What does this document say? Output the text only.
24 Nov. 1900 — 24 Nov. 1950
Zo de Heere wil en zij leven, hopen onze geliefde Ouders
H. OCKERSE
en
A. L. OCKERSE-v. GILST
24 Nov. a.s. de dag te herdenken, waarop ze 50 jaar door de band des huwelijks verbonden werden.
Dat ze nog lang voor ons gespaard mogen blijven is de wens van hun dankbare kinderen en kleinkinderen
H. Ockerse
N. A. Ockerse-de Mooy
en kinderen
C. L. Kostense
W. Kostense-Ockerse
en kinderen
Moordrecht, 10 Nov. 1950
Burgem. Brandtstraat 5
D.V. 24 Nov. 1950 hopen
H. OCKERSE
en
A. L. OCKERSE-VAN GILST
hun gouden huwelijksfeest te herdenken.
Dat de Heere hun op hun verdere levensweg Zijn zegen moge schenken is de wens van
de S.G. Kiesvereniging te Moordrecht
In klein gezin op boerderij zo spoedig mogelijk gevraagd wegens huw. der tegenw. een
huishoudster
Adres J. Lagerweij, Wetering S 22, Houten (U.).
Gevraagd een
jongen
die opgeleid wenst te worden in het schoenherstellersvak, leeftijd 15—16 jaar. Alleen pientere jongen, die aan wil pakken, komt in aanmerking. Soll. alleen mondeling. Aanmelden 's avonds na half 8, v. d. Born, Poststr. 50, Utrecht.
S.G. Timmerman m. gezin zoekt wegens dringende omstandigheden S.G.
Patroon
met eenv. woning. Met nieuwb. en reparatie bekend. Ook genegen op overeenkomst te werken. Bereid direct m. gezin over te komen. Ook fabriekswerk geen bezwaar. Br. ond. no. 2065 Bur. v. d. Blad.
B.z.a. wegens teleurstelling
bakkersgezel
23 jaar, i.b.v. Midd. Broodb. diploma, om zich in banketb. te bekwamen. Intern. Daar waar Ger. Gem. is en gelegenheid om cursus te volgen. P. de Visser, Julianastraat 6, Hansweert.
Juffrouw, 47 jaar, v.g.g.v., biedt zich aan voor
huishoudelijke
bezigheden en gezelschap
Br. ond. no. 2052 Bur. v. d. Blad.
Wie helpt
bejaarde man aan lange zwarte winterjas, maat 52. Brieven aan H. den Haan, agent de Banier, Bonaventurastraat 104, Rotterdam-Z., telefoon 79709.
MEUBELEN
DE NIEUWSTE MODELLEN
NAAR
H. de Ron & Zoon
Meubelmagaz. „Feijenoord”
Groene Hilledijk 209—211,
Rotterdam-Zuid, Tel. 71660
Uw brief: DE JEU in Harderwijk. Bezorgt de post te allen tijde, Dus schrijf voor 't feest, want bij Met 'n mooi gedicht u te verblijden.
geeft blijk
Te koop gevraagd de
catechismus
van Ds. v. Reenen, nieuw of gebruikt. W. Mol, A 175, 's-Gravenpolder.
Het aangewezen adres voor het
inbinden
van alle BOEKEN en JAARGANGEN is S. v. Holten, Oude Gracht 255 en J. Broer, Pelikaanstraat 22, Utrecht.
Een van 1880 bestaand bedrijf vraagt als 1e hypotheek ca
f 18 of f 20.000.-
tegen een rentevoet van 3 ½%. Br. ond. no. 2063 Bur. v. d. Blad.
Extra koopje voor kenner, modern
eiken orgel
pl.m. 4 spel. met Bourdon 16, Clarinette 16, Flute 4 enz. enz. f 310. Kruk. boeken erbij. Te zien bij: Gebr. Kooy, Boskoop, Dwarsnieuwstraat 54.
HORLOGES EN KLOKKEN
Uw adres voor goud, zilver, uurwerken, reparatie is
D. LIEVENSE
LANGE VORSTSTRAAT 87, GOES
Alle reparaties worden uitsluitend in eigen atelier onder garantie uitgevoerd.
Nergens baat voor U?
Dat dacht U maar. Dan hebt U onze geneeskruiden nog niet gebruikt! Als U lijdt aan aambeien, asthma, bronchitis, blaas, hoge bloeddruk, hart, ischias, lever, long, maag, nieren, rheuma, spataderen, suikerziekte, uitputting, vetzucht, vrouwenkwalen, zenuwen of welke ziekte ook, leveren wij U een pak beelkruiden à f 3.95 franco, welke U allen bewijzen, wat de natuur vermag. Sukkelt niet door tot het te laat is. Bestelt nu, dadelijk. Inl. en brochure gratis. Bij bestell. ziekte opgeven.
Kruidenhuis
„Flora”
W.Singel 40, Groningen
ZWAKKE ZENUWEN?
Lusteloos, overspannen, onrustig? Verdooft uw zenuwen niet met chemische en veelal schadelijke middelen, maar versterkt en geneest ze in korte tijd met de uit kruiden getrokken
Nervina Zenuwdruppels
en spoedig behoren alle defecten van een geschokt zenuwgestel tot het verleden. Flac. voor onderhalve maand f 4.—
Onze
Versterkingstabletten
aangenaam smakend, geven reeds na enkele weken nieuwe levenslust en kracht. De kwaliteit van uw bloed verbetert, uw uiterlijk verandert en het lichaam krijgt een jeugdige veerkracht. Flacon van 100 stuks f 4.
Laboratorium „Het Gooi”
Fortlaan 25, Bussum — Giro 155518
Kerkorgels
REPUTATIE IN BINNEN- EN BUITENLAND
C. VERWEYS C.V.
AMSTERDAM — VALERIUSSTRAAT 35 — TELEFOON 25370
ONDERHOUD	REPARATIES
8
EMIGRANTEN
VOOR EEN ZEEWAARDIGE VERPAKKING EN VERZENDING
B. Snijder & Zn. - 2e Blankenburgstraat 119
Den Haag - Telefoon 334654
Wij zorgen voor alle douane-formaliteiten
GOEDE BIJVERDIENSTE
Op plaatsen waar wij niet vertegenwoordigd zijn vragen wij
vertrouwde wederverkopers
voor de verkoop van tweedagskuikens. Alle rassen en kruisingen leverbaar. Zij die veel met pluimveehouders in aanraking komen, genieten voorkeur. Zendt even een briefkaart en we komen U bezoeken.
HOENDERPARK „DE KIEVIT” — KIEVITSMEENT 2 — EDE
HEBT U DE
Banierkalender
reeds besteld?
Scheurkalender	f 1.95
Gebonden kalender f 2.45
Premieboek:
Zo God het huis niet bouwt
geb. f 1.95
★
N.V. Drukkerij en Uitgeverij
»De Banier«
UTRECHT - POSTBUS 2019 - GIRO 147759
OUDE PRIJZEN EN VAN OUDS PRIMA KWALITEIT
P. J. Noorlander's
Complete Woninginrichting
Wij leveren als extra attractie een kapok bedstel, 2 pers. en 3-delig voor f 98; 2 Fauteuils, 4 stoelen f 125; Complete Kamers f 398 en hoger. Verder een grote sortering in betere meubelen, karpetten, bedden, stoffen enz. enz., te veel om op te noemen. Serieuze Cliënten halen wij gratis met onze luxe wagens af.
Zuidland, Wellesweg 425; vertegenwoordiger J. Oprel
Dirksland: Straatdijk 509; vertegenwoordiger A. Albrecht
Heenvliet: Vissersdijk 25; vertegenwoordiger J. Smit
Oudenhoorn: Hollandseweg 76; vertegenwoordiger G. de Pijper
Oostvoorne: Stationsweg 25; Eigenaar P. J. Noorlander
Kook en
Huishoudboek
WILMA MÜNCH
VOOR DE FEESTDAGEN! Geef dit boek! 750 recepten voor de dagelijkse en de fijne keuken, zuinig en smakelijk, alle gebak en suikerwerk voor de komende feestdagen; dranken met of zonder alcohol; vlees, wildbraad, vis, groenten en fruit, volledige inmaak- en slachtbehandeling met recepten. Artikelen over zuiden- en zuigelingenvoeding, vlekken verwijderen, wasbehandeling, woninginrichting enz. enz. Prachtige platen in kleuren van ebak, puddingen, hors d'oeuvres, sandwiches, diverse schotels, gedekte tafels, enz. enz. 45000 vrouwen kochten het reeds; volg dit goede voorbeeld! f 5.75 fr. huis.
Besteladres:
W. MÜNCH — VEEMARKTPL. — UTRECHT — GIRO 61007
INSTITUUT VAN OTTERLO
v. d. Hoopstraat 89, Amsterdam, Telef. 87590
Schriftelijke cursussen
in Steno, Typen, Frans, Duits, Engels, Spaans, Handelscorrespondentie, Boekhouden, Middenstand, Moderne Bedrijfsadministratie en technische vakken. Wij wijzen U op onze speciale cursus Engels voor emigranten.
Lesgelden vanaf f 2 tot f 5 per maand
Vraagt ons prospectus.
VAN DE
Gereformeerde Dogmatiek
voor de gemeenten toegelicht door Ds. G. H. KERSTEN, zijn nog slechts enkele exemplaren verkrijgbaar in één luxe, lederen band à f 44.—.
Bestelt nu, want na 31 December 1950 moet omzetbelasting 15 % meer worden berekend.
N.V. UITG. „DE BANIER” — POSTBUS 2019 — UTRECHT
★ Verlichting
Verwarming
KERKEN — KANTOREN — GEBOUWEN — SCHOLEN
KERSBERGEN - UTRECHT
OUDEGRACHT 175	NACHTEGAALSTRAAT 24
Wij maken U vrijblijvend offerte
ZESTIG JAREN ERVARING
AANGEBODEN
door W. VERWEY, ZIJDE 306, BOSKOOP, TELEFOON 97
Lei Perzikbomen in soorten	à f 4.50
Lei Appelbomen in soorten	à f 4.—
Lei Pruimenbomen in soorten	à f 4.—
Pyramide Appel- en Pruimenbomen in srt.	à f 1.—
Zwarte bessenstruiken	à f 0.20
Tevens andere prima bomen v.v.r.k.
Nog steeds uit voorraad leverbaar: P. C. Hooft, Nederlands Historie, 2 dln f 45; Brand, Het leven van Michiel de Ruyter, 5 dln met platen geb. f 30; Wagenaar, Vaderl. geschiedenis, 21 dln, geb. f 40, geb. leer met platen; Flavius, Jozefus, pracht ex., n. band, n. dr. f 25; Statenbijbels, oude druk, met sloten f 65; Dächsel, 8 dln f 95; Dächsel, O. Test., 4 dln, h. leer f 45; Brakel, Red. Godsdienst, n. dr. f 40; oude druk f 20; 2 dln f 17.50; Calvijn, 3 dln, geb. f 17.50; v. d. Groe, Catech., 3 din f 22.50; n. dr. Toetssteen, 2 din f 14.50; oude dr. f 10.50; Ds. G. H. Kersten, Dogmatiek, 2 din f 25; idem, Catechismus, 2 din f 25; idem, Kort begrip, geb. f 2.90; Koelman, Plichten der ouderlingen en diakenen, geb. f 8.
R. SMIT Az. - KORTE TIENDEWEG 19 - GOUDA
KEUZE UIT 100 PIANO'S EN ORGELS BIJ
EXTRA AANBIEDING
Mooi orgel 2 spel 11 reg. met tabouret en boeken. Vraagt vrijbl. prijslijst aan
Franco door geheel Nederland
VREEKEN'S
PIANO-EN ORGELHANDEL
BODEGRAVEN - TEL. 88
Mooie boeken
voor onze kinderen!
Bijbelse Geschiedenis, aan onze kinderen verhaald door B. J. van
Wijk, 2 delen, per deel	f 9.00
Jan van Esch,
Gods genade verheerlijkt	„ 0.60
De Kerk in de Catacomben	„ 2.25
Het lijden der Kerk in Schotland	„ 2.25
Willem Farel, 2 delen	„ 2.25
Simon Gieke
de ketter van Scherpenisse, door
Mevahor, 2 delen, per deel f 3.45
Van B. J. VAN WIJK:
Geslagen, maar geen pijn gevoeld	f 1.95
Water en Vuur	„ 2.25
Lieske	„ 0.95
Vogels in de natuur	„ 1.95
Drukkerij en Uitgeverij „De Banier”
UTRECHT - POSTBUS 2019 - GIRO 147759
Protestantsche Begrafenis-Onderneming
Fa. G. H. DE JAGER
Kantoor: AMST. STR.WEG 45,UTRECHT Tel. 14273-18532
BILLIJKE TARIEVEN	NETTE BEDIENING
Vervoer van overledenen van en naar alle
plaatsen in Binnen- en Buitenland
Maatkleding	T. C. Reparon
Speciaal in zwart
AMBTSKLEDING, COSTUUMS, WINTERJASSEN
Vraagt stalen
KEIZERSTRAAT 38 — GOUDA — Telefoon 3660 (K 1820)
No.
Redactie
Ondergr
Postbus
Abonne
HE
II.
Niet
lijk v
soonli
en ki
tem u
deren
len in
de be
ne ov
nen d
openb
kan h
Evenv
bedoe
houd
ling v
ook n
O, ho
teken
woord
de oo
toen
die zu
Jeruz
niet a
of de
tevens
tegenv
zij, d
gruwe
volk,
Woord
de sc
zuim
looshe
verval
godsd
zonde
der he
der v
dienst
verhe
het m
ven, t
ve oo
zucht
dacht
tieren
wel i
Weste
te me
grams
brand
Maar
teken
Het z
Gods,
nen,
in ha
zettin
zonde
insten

----------

__WORK TO BE COMPLETED__:
Look through the entries above and list every line containing "soorten".

__EXPECTED ANSWER__:
Lei Perzikbomen in soorten	à f 4.50
Lei Appelbomen in soorten	à f 4.—
Lei Pruimenbomen in soorten	à f 4.—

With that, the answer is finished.